▶ _Given text_:
— START —
As far as a complete lathe rebuild with grinding and scraping  the ways and everything that goes with that. I have never done it - but I admire those skilled craftsmen and learners that have, and enjoy following their progress.
As far as your Chipmaster goes I remember your posts but can't recall a picture of it.  As for as restoring it goes paint obviously doesn't make it work any better - but it sure looks nice.  There are lots of people doing accurate work on machines with not much paint remaining.  The reason I used a brush was that I wanted a specific colour +-, don't have a spray booth and it is way too cold outside.  Otherwise I might have been able to match it up with automotive spray cans.

It depends what you want your Chipmaster to do for you.  It is not unusual to bring home a new and unfamiliar machine and be a little or a lot overwhelmed - what have I gotten myself into?  As a smart manager once taught me don't look at the whole problem - break it down into sections.  I first used that thinking to do a wood carving project that I never thought that I could do. I thought to myself that I can do that area, and after that I think that I can learn to do the next area and so on - until the project was done.
Any big job is just a series of interconnecting smaller jobs.  To clean it up and get it running you probably don't really have to Know all that much, but you have to be able to learn as you go.  Digital cameras a a big help in record keeping.  Don't take the whole machine apart and end up with a pile of whachyumacallits.  Start with the tailstock, take it apart, clean it, and while it is apart you might as well paint it.  Then do the compound rest - it has only a few parts so shouldn't be too difficult.  
After that I would probably change the lube in the headstock and gearbox (lots of advise on this forum re the correct lube), oil every oil hole you can find, ensure that the gear selectors are fully engaged,  make sure that it sounds smooth when you give it a spin using the belt and power it up a low speed.
Hope this helps,
Michael


----------



## valleyboy101 (Jan 4, 2014)

Today was power up Saturday.  One small problem is that the contactor coil is 600 V and only hums fainltly at 220 V.  No big surprise, I was trying to be optimistic as last summer when I rebuilt my Startrite bandsaw it was originally a 550 V machine but had a 110 V coil in the contactor.  I'll look around tomorrow and see if I have a suitable coil, if not I'll replace the whole contactor with one I have left from an air compressor.
Hope for the best tomorrow.
Michael


----------



## ARM (Jan 5, 2014)

> valleyboy101 said:
> 
> 
> > Hi aRM,
> ...


Hello  MICHAEL
Much  appreciate the time U took and spent to respond.
Necessity  is  indeed the  mother of invention  -  and Your lovely JEWELLING just goes to prove that !!
U have also given us stacks to think over with some ingenious and practical methods to go about resolving our quandary.
— END —
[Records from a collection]
— START —
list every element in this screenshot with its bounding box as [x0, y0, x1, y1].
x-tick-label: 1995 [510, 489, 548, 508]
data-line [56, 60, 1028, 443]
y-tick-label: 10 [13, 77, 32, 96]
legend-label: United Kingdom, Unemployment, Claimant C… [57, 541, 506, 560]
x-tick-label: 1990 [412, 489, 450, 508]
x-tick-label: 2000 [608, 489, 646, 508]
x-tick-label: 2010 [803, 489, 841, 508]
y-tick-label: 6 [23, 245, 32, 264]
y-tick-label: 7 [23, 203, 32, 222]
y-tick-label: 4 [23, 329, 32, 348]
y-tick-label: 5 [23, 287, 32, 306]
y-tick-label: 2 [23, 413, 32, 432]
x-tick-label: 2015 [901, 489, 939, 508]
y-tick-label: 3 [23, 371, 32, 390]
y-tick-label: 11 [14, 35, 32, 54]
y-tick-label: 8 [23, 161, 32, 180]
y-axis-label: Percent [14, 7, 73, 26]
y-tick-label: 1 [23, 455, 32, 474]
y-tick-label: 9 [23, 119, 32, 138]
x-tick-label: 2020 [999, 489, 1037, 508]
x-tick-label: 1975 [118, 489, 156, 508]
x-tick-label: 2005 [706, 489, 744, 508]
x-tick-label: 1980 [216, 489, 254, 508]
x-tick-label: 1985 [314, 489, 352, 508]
— END —
▶ _What to produce_: Change "craftsmen" to "machinists" in the part of the lathe restoration thread that opens with the words containing "As far as a" and closes with "following their progress.", then give that part again.

▶ _Answer below_:
As far as a complete lathe rebuild with grinding and scraping  the ways and everything that goes with that. I have never done it - but I admire those skilled machinists and learners that have, and enjoy following their progress.